◆ **What is required**
Pull every "coordinate" line out of the data below.

◆ **Data provided**

▼

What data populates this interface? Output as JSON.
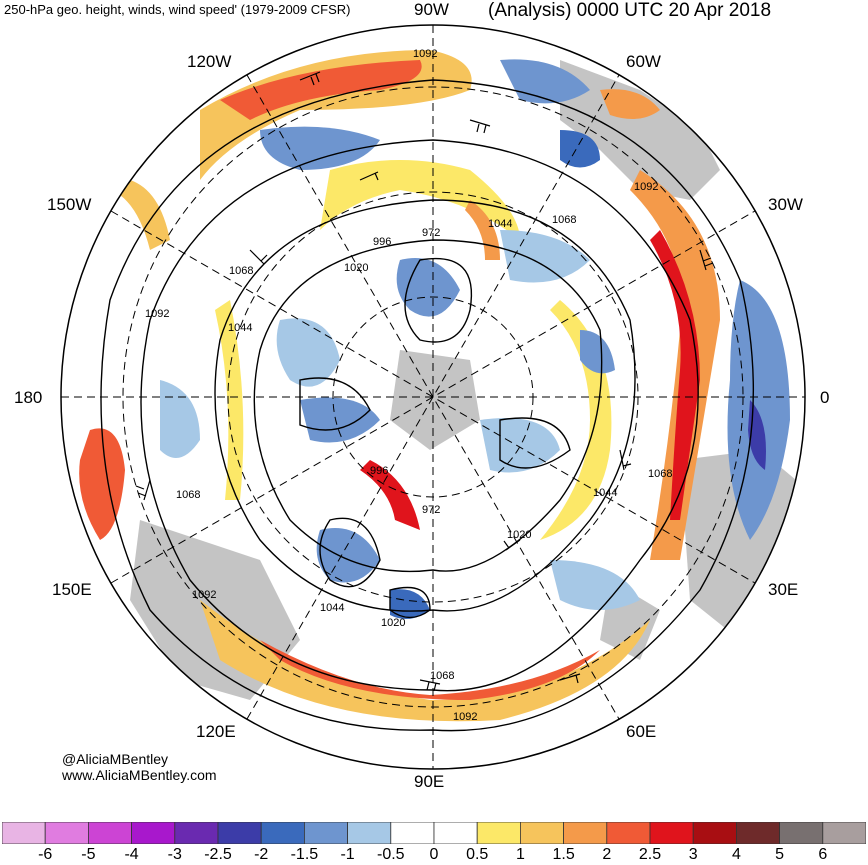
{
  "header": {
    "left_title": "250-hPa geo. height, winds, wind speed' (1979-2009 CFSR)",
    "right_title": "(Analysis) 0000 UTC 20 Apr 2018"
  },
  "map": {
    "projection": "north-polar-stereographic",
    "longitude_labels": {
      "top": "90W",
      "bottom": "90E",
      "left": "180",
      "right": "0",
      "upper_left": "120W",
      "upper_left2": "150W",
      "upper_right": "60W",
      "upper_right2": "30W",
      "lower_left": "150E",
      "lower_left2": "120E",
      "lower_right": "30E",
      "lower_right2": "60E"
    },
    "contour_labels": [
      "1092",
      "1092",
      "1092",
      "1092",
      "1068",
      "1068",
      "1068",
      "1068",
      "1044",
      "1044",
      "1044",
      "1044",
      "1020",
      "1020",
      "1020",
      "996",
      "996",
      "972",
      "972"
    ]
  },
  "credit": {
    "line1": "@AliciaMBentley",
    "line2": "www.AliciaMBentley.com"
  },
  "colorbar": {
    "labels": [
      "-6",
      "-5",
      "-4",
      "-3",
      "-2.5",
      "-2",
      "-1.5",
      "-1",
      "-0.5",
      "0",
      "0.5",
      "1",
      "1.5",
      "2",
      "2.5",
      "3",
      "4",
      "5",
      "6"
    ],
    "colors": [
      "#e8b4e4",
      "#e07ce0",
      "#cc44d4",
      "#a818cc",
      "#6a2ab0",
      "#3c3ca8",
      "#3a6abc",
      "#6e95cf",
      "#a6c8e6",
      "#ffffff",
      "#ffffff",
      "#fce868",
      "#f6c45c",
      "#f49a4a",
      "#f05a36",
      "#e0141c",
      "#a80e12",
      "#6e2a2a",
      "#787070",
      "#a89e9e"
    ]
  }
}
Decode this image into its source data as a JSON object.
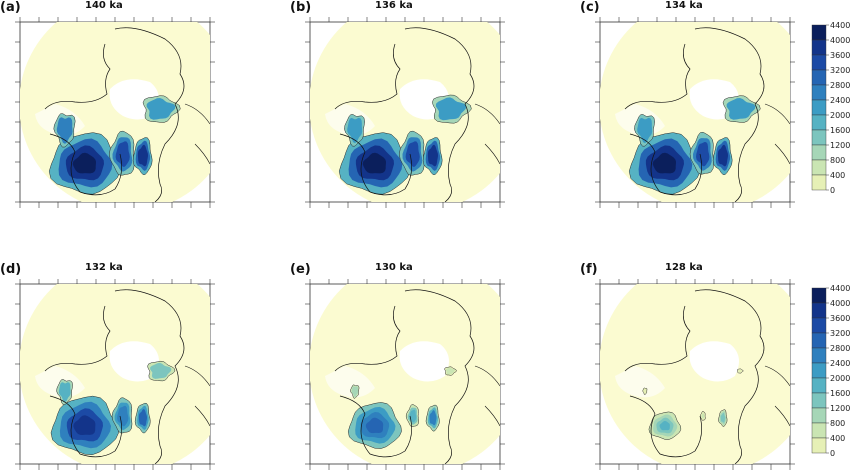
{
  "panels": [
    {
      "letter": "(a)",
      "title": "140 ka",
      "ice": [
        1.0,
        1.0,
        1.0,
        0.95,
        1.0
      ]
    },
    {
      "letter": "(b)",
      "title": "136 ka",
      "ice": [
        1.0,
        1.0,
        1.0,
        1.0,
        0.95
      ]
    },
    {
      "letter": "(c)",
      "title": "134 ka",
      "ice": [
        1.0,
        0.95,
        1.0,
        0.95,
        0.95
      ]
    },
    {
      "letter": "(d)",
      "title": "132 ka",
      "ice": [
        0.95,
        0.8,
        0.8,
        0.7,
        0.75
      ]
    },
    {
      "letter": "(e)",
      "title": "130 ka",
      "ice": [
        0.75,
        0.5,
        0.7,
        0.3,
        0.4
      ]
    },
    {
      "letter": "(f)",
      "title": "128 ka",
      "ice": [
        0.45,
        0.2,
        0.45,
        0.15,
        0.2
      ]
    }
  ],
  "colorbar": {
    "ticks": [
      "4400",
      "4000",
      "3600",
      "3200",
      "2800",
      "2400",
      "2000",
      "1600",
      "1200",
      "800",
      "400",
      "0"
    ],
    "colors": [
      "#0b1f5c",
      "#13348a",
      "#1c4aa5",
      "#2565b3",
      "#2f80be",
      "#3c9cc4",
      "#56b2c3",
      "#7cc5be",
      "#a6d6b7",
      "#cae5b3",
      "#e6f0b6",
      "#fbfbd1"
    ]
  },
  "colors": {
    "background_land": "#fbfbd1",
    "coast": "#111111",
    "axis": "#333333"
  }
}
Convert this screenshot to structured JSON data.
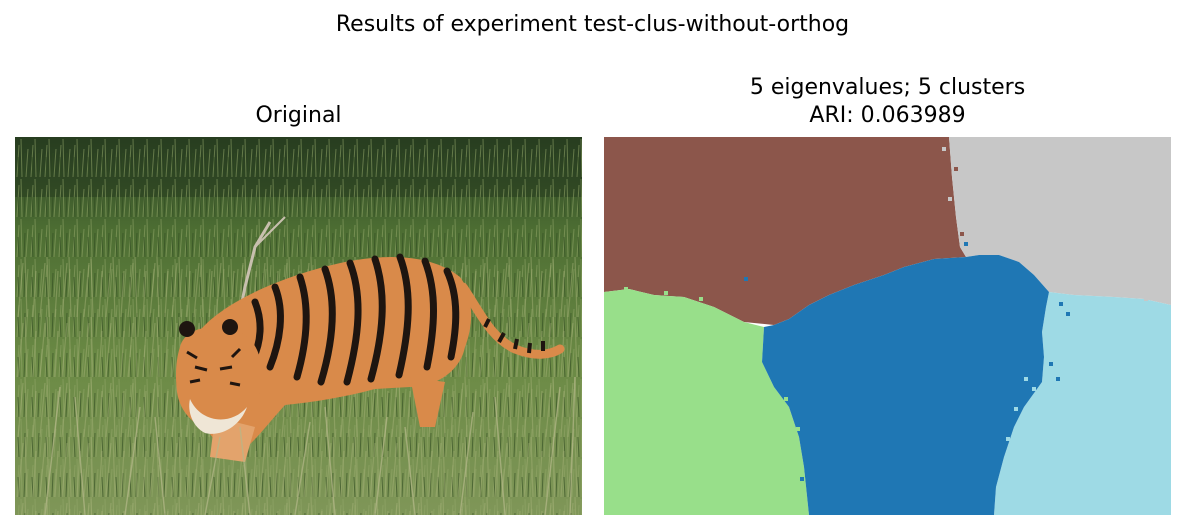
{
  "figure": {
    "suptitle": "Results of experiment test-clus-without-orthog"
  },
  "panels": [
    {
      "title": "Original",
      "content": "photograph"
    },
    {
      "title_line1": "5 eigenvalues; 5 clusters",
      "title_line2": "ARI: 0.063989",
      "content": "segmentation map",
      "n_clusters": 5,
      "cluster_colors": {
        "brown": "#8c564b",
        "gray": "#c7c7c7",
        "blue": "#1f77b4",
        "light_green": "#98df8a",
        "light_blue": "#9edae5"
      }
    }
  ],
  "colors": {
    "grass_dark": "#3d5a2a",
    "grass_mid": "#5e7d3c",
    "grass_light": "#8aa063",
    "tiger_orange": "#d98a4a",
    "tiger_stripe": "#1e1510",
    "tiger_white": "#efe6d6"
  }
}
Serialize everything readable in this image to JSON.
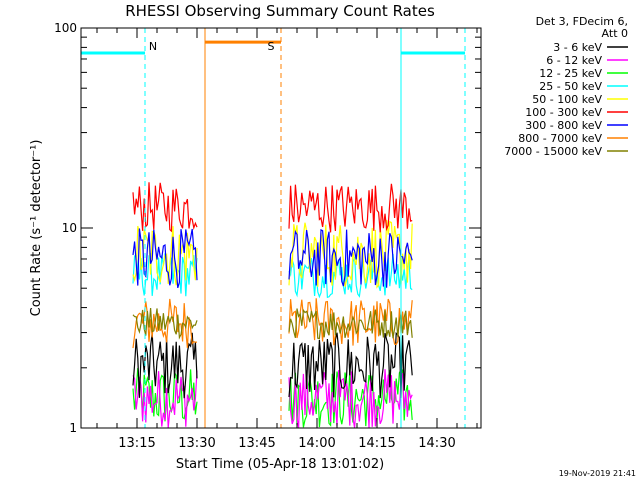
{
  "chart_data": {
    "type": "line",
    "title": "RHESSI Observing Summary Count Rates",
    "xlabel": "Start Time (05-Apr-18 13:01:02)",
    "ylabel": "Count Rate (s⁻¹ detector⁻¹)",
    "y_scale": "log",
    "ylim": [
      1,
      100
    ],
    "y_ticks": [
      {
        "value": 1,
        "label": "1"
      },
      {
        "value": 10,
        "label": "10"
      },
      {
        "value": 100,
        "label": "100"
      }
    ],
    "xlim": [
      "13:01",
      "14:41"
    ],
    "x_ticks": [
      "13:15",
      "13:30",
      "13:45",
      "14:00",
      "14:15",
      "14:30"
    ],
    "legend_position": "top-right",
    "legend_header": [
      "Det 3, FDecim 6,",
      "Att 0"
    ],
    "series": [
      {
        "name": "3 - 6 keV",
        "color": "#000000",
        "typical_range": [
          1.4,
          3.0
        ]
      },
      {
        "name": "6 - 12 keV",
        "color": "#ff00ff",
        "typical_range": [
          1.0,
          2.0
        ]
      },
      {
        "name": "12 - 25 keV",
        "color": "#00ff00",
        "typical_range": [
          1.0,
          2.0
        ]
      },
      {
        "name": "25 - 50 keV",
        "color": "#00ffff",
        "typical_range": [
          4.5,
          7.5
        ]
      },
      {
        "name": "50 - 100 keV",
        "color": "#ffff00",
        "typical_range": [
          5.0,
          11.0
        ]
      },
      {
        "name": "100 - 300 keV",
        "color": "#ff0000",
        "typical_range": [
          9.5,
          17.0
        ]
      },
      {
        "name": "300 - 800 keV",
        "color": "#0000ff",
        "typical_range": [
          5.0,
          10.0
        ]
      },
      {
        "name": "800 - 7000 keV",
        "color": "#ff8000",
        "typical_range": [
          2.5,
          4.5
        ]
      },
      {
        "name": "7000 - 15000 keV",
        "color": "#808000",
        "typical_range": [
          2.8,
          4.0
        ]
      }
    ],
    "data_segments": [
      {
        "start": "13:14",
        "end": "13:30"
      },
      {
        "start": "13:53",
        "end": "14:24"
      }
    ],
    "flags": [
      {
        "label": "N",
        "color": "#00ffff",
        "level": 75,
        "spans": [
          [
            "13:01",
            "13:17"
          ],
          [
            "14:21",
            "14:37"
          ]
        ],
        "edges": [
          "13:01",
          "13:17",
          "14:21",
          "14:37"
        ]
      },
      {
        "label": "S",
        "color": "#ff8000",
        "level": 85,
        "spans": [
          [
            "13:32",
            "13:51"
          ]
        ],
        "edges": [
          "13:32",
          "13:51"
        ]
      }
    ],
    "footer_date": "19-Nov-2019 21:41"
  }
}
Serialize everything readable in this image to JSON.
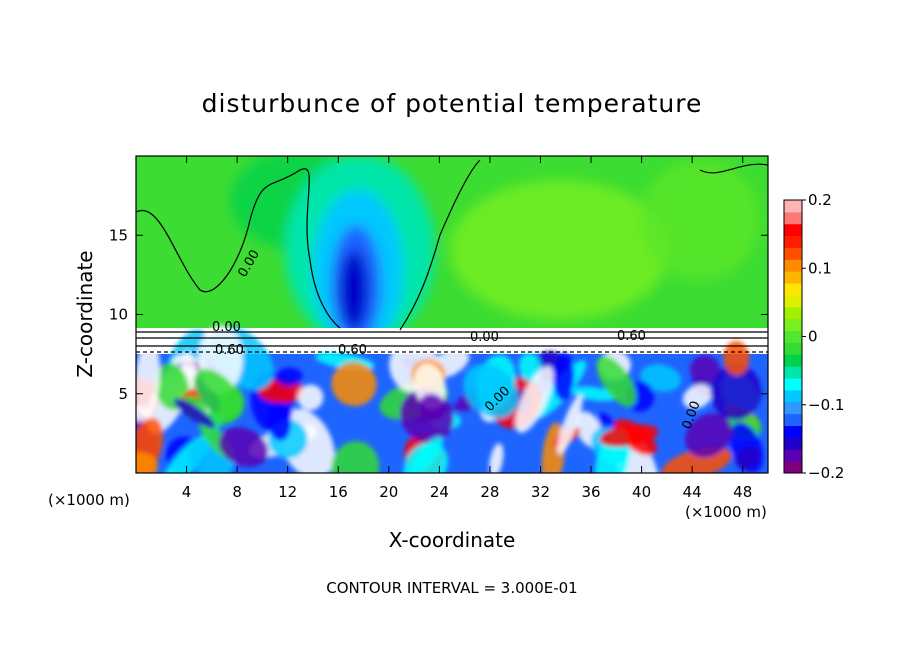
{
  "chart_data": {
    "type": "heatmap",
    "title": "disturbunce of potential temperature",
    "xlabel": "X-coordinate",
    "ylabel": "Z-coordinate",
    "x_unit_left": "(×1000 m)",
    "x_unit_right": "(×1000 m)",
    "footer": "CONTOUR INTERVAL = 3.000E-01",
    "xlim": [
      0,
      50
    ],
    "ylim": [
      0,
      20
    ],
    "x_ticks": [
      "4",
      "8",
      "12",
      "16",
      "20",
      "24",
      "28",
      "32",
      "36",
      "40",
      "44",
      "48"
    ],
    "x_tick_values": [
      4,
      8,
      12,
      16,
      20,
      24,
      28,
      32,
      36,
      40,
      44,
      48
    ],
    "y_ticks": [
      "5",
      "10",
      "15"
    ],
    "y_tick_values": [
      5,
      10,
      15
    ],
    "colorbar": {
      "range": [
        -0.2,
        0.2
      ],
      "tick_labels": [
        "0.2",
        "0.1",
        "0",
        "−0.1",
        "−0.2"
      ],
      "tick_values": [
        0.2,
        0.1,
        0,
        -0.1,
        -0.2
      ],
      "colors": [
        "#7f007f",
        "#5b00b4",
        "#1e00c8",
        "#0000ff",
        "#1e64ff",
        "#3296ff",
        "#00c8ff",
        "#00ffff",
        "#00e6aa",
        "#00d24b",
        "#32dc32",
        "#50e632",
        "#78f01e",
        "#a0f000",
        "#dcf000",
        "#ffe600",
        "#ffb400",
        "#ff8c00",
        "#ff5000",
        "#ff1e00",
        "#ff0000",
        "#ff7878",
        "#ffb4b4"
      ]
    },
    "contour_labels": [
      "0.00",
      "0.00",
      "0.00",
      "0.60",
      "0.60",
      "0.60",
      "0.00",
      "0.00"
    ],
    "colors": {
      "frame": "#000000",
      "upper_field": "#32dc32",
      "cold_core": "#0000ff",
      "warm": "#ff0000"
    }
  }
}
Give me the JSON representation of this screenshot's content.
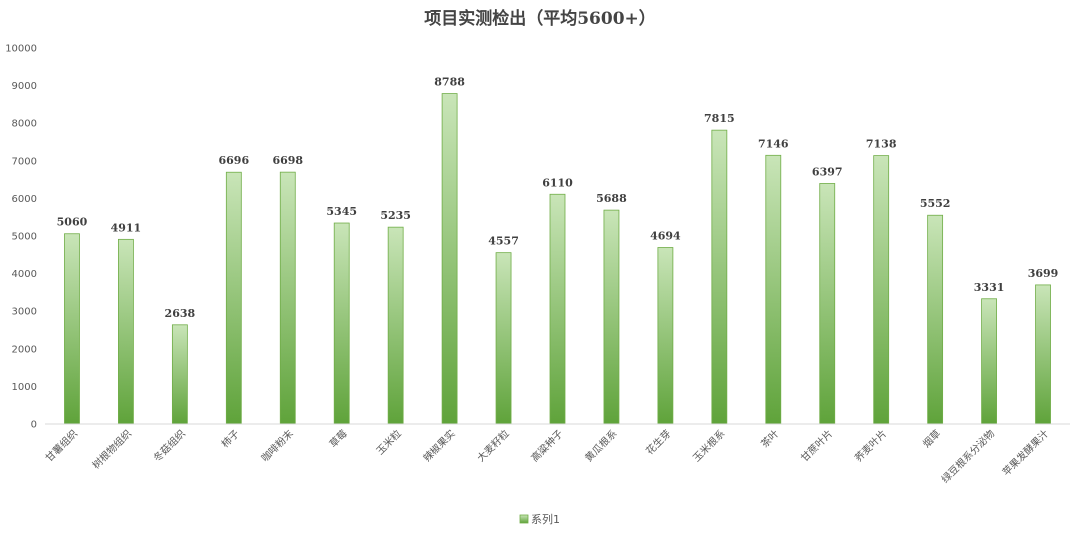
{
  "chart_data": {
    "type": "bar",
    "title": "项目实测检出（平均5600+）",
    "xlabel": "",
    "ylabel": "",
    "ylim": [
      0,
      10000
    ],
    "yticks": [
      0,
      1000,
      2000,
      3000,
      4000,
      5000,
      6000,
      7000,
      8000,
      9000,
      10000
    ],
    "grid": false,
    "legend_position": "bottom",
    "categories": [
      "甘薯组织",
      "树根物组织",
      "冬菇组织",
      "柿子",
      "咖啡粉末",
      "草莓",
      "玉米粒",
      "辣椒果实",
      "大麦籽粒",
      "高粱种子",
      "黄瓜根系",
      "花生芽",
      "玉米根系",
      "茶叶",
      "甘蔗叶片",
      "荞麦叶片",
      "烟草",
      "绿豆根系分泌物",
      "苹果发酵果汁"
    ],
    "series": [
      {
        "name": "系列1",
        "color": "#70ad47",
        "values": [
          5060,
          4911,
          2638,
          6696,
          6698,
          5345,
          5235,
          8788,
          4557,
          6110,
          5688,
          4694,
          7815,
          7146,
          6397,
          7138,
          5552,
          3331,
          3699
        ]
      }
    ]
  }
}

▲

◆ **Task result**
    "xlabel": "X-coordinate",
    "ylabel": "Z-coordinate",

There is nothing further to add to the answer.